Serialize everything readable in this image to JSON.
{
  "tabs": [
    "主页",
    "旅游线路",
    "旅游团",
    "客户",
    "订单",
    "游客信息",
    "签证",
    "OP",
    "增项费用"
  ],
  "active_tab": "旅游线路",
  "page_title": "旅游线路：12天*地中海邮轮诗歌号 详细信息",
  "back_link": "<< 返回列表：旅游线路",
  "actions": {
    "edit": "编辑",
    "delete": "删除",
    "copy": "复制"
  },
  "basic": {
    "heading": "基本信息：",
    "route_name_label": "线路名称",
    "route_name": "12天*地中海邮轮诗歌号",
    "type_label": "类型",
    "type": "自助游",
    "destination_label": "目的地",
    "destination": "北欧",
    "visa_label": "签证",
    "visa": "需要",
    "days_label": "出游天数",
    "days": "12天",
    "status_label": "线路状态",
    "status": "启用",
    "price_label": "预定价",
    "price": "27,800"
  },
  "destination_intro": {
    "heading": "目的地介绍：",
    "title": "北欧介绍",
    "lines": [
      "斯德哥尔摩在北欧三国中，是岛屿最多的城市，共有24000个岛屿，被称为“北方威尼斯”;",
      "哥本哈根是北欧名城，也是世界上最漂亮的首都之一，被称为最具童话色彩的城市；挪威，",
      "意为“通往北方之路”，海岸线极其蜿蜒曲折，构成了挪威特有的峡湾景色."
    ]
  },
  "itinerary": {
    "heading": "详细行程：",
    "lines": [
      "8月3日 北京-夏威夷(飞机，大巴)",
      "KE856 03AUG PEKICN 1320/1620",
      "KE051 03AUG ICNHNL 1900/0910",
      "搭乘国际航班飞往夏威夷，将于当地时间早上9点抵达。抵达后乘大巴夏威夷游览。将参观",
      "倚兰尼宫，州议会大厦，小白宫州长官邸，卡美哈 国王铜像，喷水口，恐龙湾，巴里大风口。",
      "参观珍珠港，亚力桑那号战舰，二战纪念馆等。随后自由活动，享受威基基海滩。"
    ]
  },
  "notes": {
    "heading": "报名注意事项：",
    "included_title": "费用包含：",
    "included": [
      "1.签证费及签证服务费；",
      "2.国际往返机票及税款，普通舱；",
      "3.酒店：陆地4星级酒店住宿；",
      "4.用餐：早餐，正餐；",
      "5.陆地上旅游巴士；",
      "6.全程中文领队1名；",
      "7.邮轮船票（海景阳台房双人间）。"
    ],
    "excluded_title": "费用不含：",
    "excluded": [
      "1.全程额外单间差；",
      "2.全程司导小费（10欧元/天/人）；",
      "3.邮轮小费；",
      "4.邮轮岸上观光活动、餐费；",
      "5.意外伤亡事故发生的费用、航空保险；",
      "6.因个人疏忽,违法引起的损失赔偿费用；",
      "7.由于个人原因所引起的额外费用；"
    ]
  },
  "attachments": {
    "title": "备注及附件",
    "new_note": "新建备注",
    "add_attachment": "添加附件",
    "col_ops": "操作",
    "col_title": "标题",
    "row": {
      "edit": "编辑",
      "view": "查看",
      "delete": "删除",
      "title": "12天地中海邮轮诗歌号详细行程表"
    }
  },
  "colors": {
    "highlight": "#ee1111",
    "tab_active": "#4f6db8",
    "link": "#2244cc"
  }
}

**TO BE DONE:** Without omitting anything, output the entries exactly.

**RESPONSE TO THE TASK:**
Serialize everything readable in this image to JSON.
{
  "tabs": [
    "主页",
    "旅游线路",
    "旅游团",
    "客户",
    "订单",
    "游客信息",
    "签证",
    "OP",
    "增项费用"
  ],
  "active_tab": "旅游线路",
  "page_title": "旅游线路：12天*地中海邮轮诗歌号 详细信息",
  "back_link": "<< 返回列表：旅游线路",
  "actions": {
    "edit": "编辑",
    "delete": "删除",
    "copy": "复制"
  },
  "basic": {
    "heading": "基本信息：",
    "route_name_label": "线路名称",
    "route_name": "12天*地中海邮轮诗歌号",
    "type_label": "类型",
    "type": "自助游",
    "destination_label": "目的地",
    "destination": "北欧",
    "visa_label": "签证",
    "visa": "需要",
    "days_label": "出游天数",
    "days": "12天",
    "status_label": "线路状态",
    "status": "启用",
    "price_label": "预定价",
    "price": "27,800"
  },
  "destination_intro": {
    "heading": "目的地介绍：",
    "title": "北欧介绍",
    "lines": [
      "斯德哥尔摩在北欧三国中，是岛屿最多的城市，共有24000个岛屿，被称为“北方威尼斯”;",
      "哥本哈根是北欧名城，也是世界上最漂亮的首都之一，被称为最具童话色彩的城市；挪威，",
      "意为“通往北方之路”，海岸线极其蜿蜒曲折，构成了挪威特有的峡湾景色."
    ]
  },
  "itinerary": {
    "heading": "详细行程：",
    "lines": [
      "8月3日 北京-夏威夷(飞机，大巴)",
      "KE856 03AUG PEKICN 1320/1620",
      "KE051 03AUG ICNHNL 1900/0910",
      "搭乘国际航班飞往夏威夷，将于当地时间早上9点抵达。抵达后乘大巴夏威夷游览。将参观",
      "倚兰尼宫，州议会大厦，小白宫州长官邸，卡美哈 国王铜像，喷水口，恐龙湾，巴里大风口。",
      "参观珍珠港，亚力桑那号战舰，二战纪念馆等。随后自由活动，享受威基基海滩。"
    ]
  },
  "notes": {
    "heading": "报名注意事项：",
    "included_title": "费用包含：",
    "included": [
      "1.签证费及签证服务费；",
      "2.国际往返机票及税款，普通舱；",
      "3.酒店：陆地4星级酒店住宿；",
      "4.用餐：早餐，正餐；",
      "5.陆地上旅游巴士；",
      "6.全程中文领队1名；",
      "7.邮轮船票（海景阳台房双人间）。"
    ],
    "excluded_title": "费用不含：",
    "excluded": [
      "1.全程额外单间差；",
      "2.全程司导小费（10欧元/天/人）；",
      "3.邮轮小费；",
      "4.邮轮岸上观光活动、餐费；",
      "5.意外伤亡事故发生的费用、航空保险；",
      "6.因个人疏忽,违法引起的损失赔偿费用；",
      "7.由于个人原因所引起的额外费用；"
    ]
  },
  "attachments": {
    "title": "备注及附件",
    "new_note": "新建备注",
    "add_attachment": "添加附件",
    "col_ops": "操作",
    "col_title": "标题",
    "row": {
      "edit": "编辑",
      "view": "查看",
      "delete": "删除",
      "title": "12天地中海邮轮诗歌号详细行程表"
    }
  },
  "colors": {
    "highlight": "#ee1111",
    "tab_active": "#4f6db8",
    "link": "#2244cc"
  }
}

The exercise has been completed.